start Material to process

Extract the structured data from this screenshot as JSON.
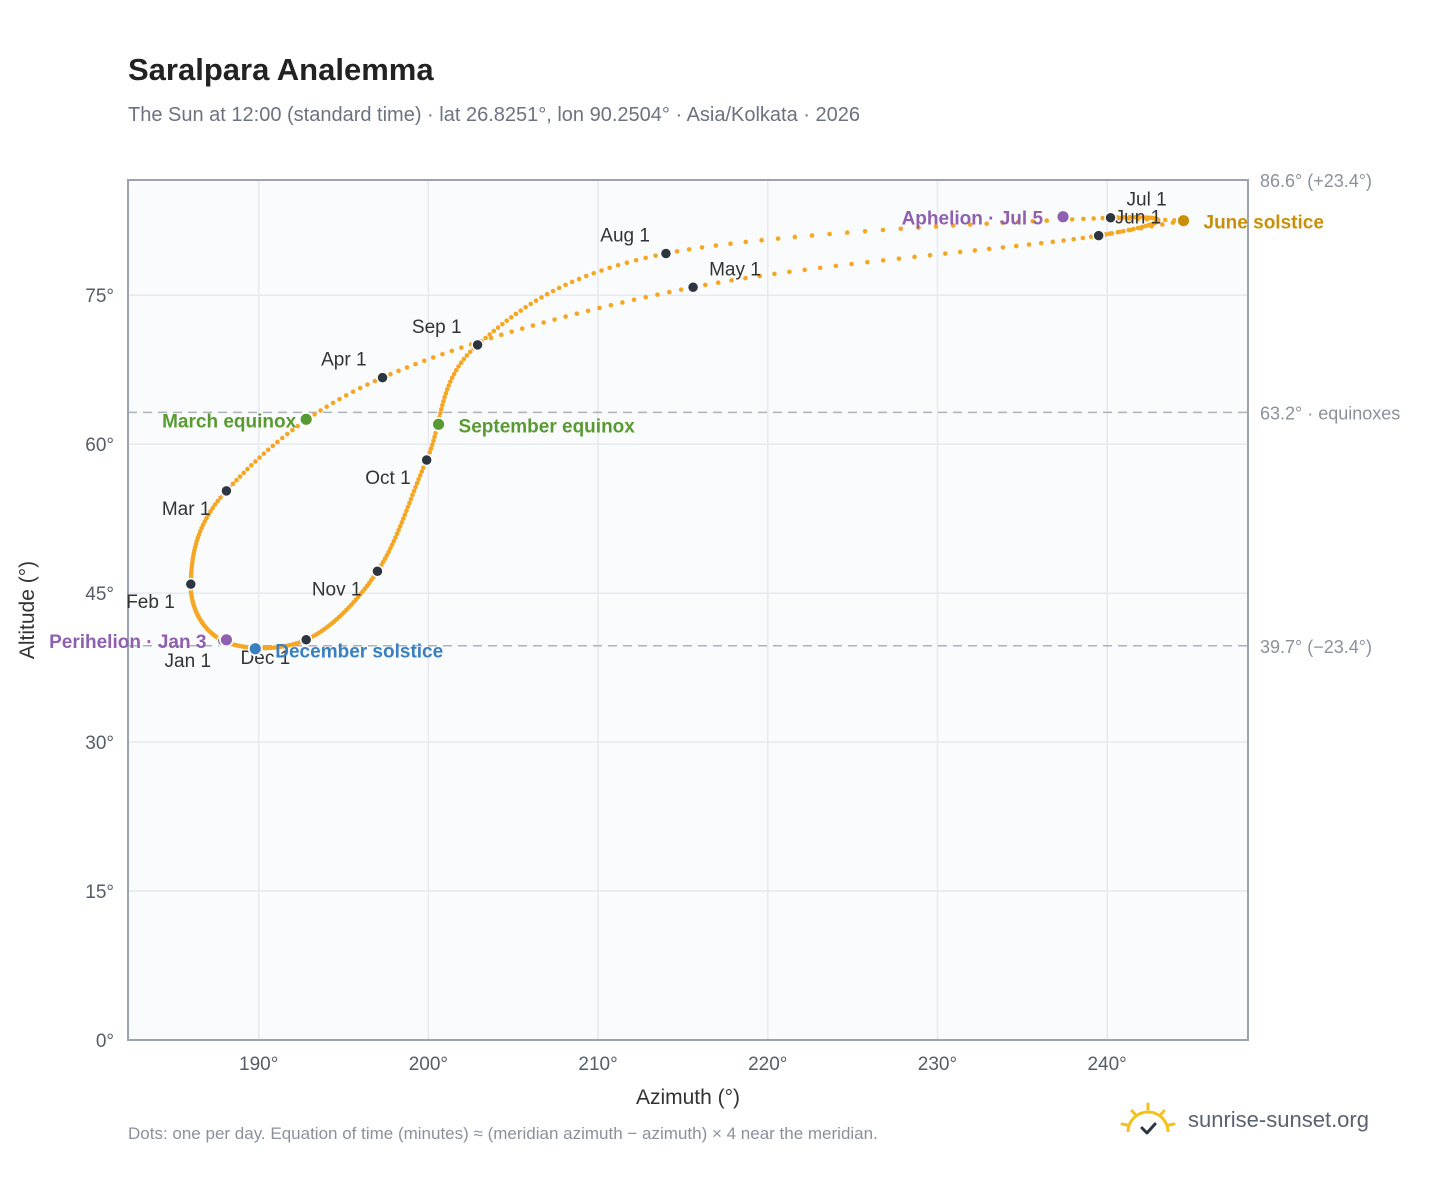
{
  "header": {
    "title": "Saralpara Analemma",
    "subtitle": "The Sun at 12:00 (standard time) · lat 26.8251°, lon 90.2504° · Asia/Kolkata · 2026"
  },
  "footer": {
    "note": "Dots: one per day. Equation of time (minutes) ≈ (meridian azimuth − azimuth) × 4 near the meridian.",
    "brand": "sunrise-sunset.org",
    "brand_icon": "sun-check-icon"
  },
  "colors": {
    "curve": "#f5a623",
    "month_marker": "#2d3540",
    "equinox": "#5a9a32",
    "december_solstice": "#3a7fc0",
    "june_solstice": "#c8900a",
    "apsis": "#9060b0",
    "reference_line": "#aab2bd",
    "plot_bg": "#f9fbfd",
    "grid": "#e6e9ee"
  },
  "chart_data": {
    "type": "scatter",
    "title": "Saralpara Analemma",
    "xlabel": "Azimuth (°)",
    "ylabel": "Altitude (°)",
    "xlim": [
      182.3,
      248.3
    ],
    "ylim": [
      0,
      86.6
    ],
    "x_ticks": [
      190,
      200,
      210,
      220,
      230,
      240
    ],
    "x_tick_labels": [
      "190°",
      "200°",
      "210°",
      "220°",
      "230°",
      "240°"
    ],
    "y_ticks": [
      0,
      15,
      30,
      45,
      60,
      75
    ],
    "y_tick_labels": [
      "0°",
      "15°",
      "30°",
      "45°",
      "60°",
      "75°"
    ],
    "grid": true,
    "reference_lines": [
      {
        "y": 86.6,
        "label": "86.6° (+23.4°)"
      },
      {
        "y": 63.2,
        "label": "63.2° · equinoxes"
      },
      {
        "y": 39.7,
        "label": "39.7° (−23.4°)"
      }
    ],
    "month_points": [
      {
        "label": "Jan 1",
        "az": 187.9,
        "alt": 40.2
      },
      {
        "label": "Feb 1",
        "az": 186.0,
        "alt": 45.9
      },
      {
        "label": "Mar 1",
        "az": 188.1,
        "alt": 55.3
      },
      {
        "label": "Apr 1",
        "az": 197.3,
        "alt": 66.7
      },
      {
        "label": "May 1",
        "az": 215.6,
        "alt": 75.8
      },
      {
        "label": "Jun 1",
        "az": 239.5,
        "alt": 81.0
      },
      {
        "label": "Jul 1",
        "az": 240.2,
        "alt": 82.8
      },
      {
        "label": "Aug 1",
        "az": 214.0,
        "alt": 79.2
      },
      {
        "label": "Sep 1",
        "az": 202.9,
        "alt": 70.0
      },
      {
        "label": "Oct 1",
        "az": 199.9,
        "alt": 58.4
      },
      {
        "label": "Nov 1",
        "az": 197.0,
        "alt": 47.2
      },
      {
        "label": "Dec 1",
        "az": 192.8,
        "alt": 40.3
      }
    ],
    "events": [
      {
        "label": "March equinox",
        "az": 192.8,
        "alt": 62.5
      },
      {
        "label": "September equinox",
        "az": 200.6,
        "alt": 62.0
      },
      {
        "label": "June solstice",
        "az": 244.5,
        "alt": 82.5
      },
      {
        "label": "December solstice",
        "az": 189.8,
        "alt": 39.4
      },
      {
        "label": "Perihelion · Jan 3",
        "az": 188.1,
        "alt": 40.3
      },
      {
        "label": "Aphelion · Jul 5",
        "az": 237.4,
        "alt": 82.9
      }
    ]
  }
}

end Material to process

◆ Exercise
Leave the images out, please, and restate each line word for word.

◆ Reply
Extract the structured data from this screenshot as JSON.
{
  "header": {
    "title": "Saralpara Analemma",
    "subtitle": "The Sun at 12:00 (standard time) · lat 26.8251°, lon 90.2504° · Asia/Kolkata · 2026"
  },
  "footer": {
    "note": "Dots: one per day. Equation of time (minutes) ≈ (meridian azimuth − azimuth) × 4 near the meridian.",
    "brand": "sunrise-sunset.org",
    "brand_icon": "sun-check-icon"
  },
  "colors": {
    "curve": "#f5a623",
    "month_marker": "#2d3540",
    "equinox": "#5a9a32",
    "december_solstice": "#3a7fc0",
    "june_solstice": "#c8900a",
    "apsis": "#9060b0",
    "reference_line": "#aab2bd",
    "plot_bg": "#f9fbfd",
    "grid": "#e6e9ee"
  },
  "chart_data": {
    "type": "scatter",
    "title": "Saralpara Analemma",
    "xlabel": "Azimuth (°)",
    "ylabel": "Altitude (°)",
    "xlim": [
      182.3,
      248.3
    ],
    "ylim": [
      0,
      86.6
    ],
    "x_ticks": [
      190,
      200,
      210,
      220,
      230,
      240
    ],
    "x_tick_labels": [
      "190°",
      "200°",
      "210°",
      "220°",
      "230°",
      "240°"
    ],
    "y_ticks": [
      0,
      15,
      30,
      45,
      60,
      75
    ],
    "y_tick_labels": [
      "0°",
      "15°",
      "30°",
      "45°",
      "60°",
      "75°"
    ],
    "grid": true,
    "reference_lines": [
      {
        "y": 86.6,
        "label": "86.6° (+23.4°)"
      },
      {
        "y": 63.2,
        "label": "63.2° · equinoxes"
      },
      {
        "y": 39.7,
        "label": "39.7° (−23.4°)"
      }
    ],
    "month_points": [
      {
        "label": "Jan 1",
        "az": 187.9,
        "alt": 40.2
      },
      {
        "label": "Feb 1",
        "az": 186.0,
        "alt": 45.9
      },
      {
        "label": "Mar 1",
        "az": 188.1,
        "alt": 55.3
      },
      {
        "label": "Apr 1",
        "az": 197.3,
        "alt": 66.7
      },
      {
        "label": "May 1",
        "az": 215.6,
        "alt": 75.8
      },
      {
        "label": "Jun 1",
        "az": 239.5,
        "alt": 81.0
      },
      {
        "label": "Jul 1",
        "az": 240.2,
        "alt": 82.8
      },
      {
        "label": "Aug 1",
        "az": 214.0,
        "alt": 79.2
      },
      {
        "label": "Sep 1",
        "az": 202.9,
        "alt": 70.0
      },
      {
        "label": "Oct 1",
        "az": 199.9,
        "alt": 58.4
      },
      {
        "label": "Nov 1",
        "az": 197.0,
        "alt": 47.2
      },
      {
        "label": "Dec 1",
        "az": 192.8,
        "alt": 40.3
      }
    ],
    "events": [
      {
        "label": "March equinox",
        "az": 192.8,
        "alt": 62.5
      },
      {
        "label": "September equinox",
        "az": 200.6,
        "alt": 62.0
      },
      {
        "label": "June solstice",
        "az": 244.5,
        "alt": 82.5
      },
      {
        "label": "December solstice",
        "az": 189.8,
        "alt": 39.4
      },
      {
        "label": "Perihelion · Jan 3",
        "az": 188.1,
        "alt": 40.3
      },
      {
        "label": "Aphelion · Jul 5",
        "az": 237.4,
        "alt": 82.9
      }
    ]
  }
}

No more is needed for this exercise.